Items from a dataset:
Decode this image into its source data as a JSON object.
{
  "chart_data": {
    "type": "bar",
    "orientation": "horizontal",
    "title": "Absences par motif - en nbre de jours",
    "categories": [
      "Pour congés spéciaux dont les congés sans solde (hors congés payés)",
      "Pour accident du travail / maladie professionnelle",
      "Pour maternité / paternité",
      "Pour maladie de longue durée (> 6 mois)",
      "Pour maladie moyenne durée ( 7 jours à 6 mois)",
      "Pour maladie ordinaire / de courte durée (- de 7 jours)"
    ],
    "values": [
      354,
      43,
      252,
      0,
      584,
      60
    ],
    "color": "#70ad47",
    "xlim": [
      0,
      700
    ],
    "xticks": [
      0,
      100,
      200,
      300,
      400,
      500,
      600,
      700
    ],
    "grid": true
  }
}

§ Work to do:
Repeat every entry exactly, please.

§ Final result:
Decode this image into its source data as a JSON object.
{
  "chart_data": {
    "type": "bar",
    "orientation": "horizontal",
    "title": "Absences par motif - en nbre de jours",
    "categories": [
      "Pour congés spéciaux dont les congés sans solde (hors congés payés)",
      "Pour accident du travail / maladie professionnelle",
      "Pour maternité / paternité",
      "Pour maladie de longue durée (> 6 mois)",
      "Pour maladie moyenne durée ( 7 jours à 6 mois)",
      "Pour maladie ordinaire / de courte durée (- de 7 jours)"
    ],
    "values": [
      354,
      43,
      252,
      0,
      584,
      60
    ],
    "color": "#70ad47",
    "xlim": [
      0,
      700
    ],
    "xticks": [
      0,
      100,
      200,
      300,
      400,
      500,
      600,
      700
    ],
    "grid": true
  }
}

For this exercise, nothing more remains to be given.